* begin DOCUMENT SEGMENT *

Or you go for the happy middle ground and inflate costs in line with economy. It's not a full reset, but those billions that players have stashed away are no longer effectively infinite money. If 200 million credits of revenue is the new 10 million credits of revenue, then 200 million credits should be the new 10 million credits of expenses. Players don't "lose" anything so they can't complain, yet credits return to relevance for all but the most regressive luddites that vow never to buy anything again (which are largely unaffected by income inflation anyway). It's a soft reset that gives the best of both worlds in terms of fixing the economy, negating previous balance issues and without taking anything away from players.



"We can and will take anything or everything from you without notice, regardless of how you obtained it, whether it is due to you outright cheating, exploiting or because we simply screwed up and were too lazy to fix things quickly enough. If you have something in your account's assets that we dislike, even if it was obtained legitimately, we reserve the right to remove it without warning or explanation."

Yeah... That'll go down well. They might be legally entitled to do it, but it is not a healthy precedent to set. Remember that the economy is in this state because of FD's actions, not because of the players.

Any GM for any groups that I play with would quite swiftly be left quite alone if they were to randomly kill entire parties off for no reason and with no escape. Tweak things here and there and retcon the odd thing to reduce the effects of their own mistakes? Yeah, they do that for the sake of a good game. But not TPKing without warning to cover up or cancel out their own mistake.

"Well guys, turns out I accidentally rolled on the greater magical items table when it should have been the lesser one a few sessions back. Rocks fall, everyone dies, no saves allowed, no resurrections allowed, your bodies and their items are never discovered and everyone is to generate new characters starting from level 1 again. No exceptions, no complaints, get genning."
Sounds like Frontier The Killer DM to me. :)
 
Couple years ago mining was desolate. Now its booming. Seems fine. That profit of 200m/hr isnt exclusive to mining though

I have nothing against mining paying so much.

The problem is that it has hidden every profession out there being the only way to get a Fc.

And no: I have over 3000 hours putted in ED, never mined, and I have barely 3,8 Billion.

Mining is the only reasonable way to get a FC.

Payout of Bounty hunting is 2 milion; how many missions need to be completed just to get 5 bilion? that's right: 2500 mission, which usually last 10 minutes each one, which is 416 hours, approx 18 days of game.

Tell me how many (tri)-bilion can you do with mining in the same amount of time and then will see if this game is balanced...

This game has serious problem.
 
I have nothing against mining paying so much.

The problem is that it has hidden every profession out there being the only way to get a Fc.

And no: I have over 3000 hours putted in ED, never mined, and I have barely 3,8 Billion.

* end DOCUMENT SEGMENT *
* begin DATA SHOWN *

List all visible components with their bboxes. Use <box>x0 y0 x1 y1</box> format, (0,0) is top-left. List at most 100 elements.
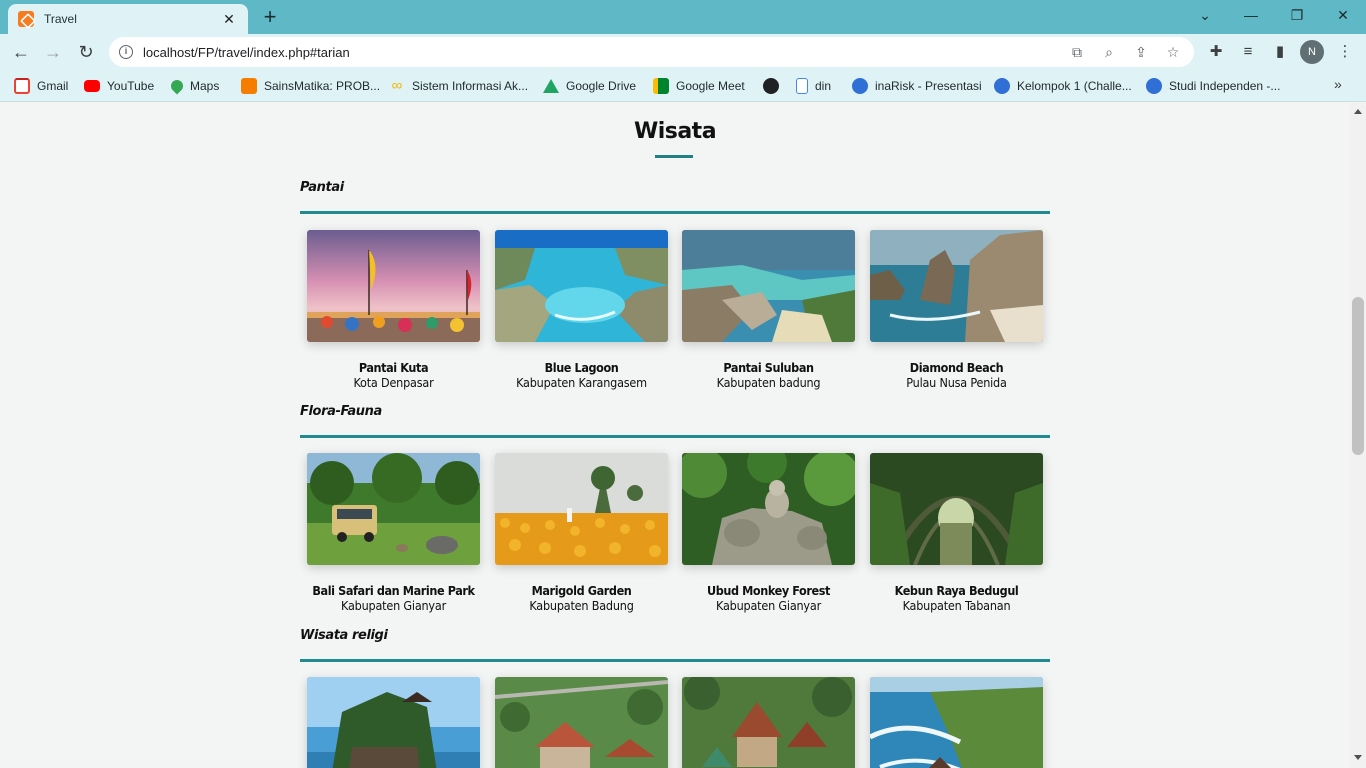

* end DATA SHOWN *

● DIRECTIVES:
(a) In the forum discussion, how many bounty hunting missions does the poster say are needed to earn 5 billion?
(b) List every figure the forum discussion gives in its bounty hunting calculation.
(c) Quote the part of the forum discussion that opens with the words containing "Any GM for any" and closes with "their own mistake.".

● SOLUTIONS TO THE EXERCISE:
(a) 2500 missions.

(b)
- 2 million (the payout)
- 5 billion (the target)
- 2500 missions
- 10 minutes per mission
- 416 hours
- approximately 18 days of game

(c)
Any GM for any groups that I play with would quite swiftly be left quite alone if they were to randomly kill entire parties off for no reason and with no escape. Tweak things here and there and retcon the odd thing to reduce the effects of their own mistakes? Yeah, they do that for the sake of a good game. But not TPKing without warning to cover up or cancel out their own mistake.